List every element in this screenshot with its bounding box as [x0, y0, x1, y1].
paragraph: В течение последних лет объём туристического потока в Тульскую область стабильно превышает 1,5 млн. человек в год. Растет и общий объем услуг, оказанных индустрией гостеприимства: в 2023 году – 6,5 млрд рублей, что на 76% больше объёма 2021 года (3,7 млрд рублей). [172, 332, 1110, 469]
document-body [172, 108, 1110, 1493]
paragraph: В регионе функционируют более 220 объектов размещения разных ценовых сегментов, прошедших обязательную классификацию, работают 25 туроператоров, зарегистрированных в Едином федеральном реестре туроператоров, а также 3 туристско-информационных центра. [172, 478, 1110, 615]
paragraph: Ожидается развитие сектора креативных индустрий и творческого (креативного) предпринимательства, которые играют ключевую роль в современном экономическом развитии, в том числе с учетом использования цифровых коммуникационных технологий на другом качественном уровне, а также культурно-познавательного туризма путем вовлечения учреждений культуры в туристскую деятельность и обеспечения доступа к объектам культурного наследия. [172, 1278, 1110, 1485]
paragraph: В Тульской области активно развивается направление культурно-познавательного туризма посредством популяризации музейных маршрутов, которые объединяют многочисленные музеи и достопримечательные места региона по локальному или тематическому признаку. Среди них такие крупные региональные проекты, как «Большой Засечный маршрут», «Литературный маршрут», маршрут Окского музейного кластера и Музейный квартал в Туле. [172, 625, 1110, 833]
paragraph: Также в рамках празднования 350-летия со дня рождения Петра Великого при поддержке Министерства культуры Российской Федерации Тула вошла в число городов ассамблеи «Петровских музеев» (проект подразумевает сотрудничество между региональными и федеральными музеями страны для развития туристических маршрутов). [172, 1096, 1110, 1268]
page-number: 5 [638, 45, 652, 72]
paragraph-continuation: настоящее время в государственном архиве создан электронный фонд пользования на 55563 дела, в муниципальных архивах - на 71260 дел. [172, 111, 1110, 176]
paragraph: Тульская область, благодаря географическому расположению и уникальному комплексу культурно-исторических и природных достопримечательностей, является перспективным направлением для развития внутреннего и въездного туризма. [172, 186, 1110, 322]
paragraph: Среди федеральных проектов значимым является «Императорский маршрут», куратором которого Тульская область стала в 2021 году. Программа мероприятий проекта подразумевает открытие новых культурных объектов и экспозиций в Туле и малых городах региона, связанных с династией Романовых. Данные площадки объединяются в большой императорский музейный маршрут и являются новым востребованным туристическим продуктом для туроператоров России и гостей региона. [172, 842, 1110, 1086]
○ ○ ○
DIRECTIONS =
Output every one of the rows above again, unchanged, keeping each line word for word and in the same order.

EXERCISE RESPONSE =
List every element in this screenshot with its bounding box as [x0, y0, x1, y1].
paragraph: В течение последних лет объём туристического потока в Тульскую область стабильно превышает 1,5 млн. человек в год. Растет и общий объем услуг, оказанных индустрией гостеприимства: в 2023 году – 6,5 млрд рублей, что на 76% больше объёма 2021 года (3,7 млрд рублей). [172, 332, 1110, 469]
document-body [172, 108, 1110, 1493]
paragraph: В регионе функционируют более 220 объектов размещения разных ценовых сегментов, прошедших обязательную классификацию, работают 25 туроператоров, зарегистрированных в Едином федеральном реестре туроператоров, а также 3 туристско-информационных центра. [172, 478, 1110, 615]
paragraph: Ожидается развитие сектора креативных индустрий и творческого (креативного) предпринимательства, которые играют ключевую роль в современном экономическом развитии, в том числе с учетом использования цифровых коммуникационных технологий на другом качественном уровне, а также культурно-познавательного туризма путем вовлечения учреждений культуры в туристскую деятельность и обеспечения доступа к объектам культурного наследия. [172, 1278, 1110, 1485]
paragraph: В Тульской области активно развивается направление культурно-познавательного туризма посредством популяризации музейных маршрутов, которые объединяют многочисленные музеи и достопримечательные места региона по локальному или тематическому признаку. Среди них такие крупные региональные проекты, как «Большой Засечный маршрут», «Литературный маршрут», маршрут Окского музейного кластера и Музейный квартал в Туле. [172, 625, 1110, 833]
paragraph: Также в рамках празднования 350-летия со дня рождения Петра Великого при поддержке Министерства культуры Российской Федерации Тула вошла в число городов ассамблеи «Петровских музеев» (проект подразумевает сотрудничество между региональными и федеральными музеями страны для развития туристических маршрутов). [172, 1096, 1110, 1268]
page-number: 5 [638, 45, 652, 72]
paragraph-continuation: настоящее время в государственном архиве создан электронный фонд пользования на 55563 дела, в муниципальных архивах - на 71260 дел. [172, 111, 1110, 176]
paragraph: Тульская область, благодаря географическому расположению и уникальному комплексу культурно-исторических и природных достопримечательностей, является перспективным направлением для развития внутреннего и въездного туризма. [172, 186, 1110, 322]
paragraph: Среди федеральных проектов значимым является «Императорский маршрут», куратором которого Тульская область стала в 2021 году. Программа мероприятий проекта подразумевает открытие новых культурных объектов и экспозиций в Туле и малых городах региона, связанных с династией Романовых. Данные площадки объединяются в большой императорский музейный маршрут и являются новым востребованным туристическим продуктом для туроператоров России и гостей региона. [172, 842, 1110, 1086]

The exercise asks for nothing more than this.